Your task => Find each line in the following listing that has the string "structured", then state the count and nothing else.

Extracted entries =>
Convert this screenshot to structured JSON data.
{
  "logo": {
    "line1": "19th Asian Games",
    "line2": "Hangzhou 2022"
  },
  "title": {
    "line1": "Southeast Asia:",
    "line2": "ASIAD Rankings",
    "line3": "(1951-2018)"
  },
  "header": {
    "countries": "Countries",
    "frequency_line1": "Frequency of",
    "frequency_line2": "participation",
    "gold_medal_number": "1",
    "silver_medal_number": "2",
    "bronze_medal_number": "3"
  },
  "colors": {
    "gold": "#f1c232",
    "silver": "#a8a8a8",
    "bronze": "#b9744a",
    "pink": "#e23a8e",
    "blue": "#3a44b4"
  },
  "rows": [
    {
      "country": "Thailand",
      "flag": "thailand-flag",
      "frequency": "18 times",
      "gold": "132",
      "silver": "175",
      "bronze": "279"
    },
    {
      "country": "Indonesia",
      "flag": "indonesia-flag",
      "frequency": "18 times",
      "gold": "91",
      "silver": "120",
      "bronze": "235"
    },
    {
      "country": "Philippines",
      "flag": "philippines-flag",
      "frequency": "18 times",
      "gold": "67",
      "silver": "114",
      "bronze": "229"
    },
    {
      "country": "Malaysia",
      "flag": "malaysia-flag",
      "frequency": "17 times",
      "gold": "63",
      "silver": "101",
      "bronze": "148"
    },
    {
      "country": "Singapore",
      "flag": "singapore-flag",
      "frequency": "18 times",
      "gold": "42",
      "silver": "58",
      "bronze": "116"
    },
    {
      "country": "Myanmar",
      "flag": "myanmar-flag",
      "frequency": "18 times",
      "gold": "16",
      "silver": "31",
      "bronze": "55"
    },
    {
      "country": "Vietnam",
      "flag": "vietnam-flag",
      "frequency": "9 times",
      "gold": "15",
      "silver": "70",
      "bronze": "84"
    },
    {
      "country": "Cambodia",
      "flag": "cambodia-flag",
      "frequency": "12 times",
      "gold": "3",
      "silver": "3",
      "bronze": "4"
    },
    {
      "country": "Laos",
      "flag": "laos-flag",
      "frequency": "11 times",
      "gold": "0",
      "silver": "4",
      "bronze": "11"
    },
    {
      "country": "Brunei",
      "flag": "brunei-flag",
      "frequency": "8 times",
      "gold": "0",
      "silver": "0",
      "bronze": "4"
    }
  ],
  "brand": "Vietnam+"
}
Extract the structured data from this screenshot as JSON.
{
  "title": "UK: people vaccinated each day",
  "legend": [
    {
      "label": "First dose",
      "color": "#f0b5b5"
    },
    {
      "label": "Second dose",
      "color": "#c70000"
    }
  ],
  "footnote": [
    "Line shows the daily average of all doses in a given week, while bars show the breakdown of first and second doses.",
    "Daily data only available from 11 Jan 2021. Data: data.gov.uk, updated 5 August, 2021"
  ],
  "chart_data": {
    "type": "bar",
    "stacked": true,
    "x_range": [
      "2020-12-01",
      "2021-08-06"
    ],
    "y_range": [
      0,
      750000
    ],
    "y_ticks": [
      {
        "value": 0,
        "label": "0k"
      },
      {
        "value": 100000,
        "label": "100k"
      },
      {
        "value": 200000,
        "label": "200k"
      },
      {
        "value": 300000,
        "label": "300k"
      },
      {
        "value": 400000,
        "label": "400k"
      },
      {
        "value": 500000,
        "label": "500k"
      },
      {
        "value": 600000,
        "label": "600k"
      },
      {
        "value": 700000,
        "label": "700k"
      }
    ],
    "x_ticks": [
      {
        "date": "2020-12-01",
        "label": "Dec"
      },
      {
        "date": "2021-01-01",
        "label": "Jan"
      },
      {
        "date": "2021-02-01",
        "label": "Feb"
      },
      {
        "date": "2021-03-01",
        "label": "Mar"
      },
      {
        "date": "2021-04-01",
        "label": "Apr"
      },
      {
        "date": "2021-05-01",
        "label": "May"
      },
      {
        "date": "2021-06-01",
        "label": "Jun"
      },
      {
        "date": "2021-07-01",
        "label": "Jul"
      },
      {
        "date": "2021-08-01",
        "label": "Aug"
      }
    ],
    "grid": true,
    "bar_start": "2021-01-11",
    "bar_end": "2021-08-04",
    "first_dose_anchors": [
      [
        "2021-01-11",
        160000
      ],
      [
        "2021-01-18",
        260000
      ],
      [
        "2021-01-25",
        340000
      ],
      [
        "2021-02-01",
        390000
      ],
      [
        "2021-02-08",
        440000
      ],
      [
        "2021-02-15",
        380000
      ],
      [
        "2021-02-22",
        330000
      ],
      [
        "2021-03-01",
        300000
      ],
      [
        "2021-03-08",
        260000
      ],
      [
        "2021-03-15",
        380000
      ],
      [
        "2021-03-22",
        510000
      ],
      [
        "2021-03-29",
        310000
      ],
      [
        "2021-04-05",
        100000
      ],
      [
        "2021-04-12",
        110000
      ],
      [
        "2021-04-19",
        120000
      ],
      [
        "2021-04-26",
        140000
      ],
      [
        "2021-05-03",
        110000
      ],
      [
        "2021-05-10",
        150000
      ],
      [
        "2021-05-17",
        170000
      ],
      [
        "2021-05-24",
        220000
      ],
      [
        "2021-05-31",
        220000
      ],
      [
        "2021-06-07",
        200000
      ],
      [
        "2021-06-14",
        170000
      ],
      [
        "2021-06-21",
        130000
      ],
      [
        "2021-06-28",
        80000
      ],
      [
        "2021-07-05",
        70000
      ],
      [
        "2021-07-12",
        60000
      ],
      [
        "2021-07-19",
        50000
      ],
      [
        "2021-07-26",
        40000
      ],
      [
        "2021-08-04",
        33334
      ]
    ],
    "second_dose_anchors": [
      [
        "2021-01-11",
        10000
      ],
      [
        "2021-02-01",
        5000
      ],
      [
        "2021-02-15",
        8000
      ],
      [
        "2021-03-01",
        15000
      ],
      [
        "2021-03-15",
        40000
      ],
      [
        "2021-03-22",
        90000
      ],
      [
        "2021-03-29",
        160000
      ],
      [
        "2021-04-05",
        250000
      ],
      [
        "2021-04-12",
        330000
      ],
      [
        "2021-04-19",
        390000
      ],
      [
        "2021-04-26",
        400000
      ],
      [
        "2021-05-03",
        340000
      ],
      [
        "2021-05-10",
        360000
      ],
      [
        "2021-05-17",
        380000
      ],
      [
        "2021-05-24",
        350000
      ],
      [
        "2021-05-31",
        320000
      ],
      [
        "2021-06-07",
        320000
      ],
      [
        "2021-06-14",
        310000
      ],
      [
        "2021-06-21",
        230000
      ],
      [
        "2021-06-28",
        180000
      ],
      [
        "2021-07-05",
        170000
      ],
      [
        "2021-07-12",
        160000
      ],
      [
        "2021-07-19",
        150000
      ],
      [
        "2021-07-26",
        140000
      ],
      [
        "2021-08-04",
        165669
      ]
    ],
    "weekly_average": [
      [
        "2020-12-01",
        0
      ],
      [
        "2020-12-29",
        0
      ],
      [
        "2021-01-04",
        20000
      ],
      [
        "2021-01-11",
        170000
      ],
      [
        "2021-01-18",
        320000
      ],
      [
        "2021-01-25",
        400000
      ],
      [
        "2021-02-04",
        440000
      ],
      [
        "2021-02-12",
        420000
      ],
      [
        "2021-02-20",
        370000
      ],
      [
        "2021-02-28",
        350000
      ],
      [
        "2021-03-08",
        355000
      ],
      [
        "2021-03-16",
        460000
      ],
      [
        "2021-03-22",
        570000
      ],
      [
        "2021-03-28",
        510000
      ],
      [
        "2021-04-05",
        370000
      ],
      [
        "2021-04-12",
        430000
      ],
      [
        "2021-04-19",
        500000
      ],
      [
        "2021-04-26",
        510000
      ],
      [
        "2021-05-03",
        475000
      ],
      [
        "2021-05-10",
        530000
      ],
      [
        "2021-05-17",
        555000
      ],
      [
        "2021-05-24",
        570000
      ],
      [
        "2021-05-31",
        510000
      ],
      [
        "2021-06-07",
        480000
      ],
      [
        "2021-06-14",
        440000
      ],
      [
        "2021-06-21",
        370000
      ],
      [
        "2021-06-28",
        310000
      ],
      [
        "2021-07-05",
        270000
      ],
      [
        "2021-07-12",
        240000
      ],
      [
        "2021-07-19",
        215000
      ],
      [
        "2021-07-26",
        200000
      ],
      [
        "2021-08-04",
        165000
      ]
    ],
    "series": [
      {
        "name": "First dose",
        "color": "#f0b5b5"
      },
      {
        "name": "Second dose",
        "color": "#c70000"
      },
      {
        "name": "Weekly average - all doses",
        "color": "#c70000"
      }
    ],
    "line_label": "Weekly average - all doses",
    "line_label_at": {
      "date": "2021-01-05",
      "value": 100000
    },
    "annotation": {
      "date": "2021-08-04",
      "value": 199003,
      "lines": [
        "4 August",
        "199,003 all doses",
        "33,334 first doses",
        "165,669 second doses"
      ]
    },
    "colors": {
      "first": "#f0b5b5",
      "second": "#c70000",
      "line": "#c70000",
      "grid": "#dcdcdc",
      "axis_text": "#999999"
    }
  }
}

Written solution => 2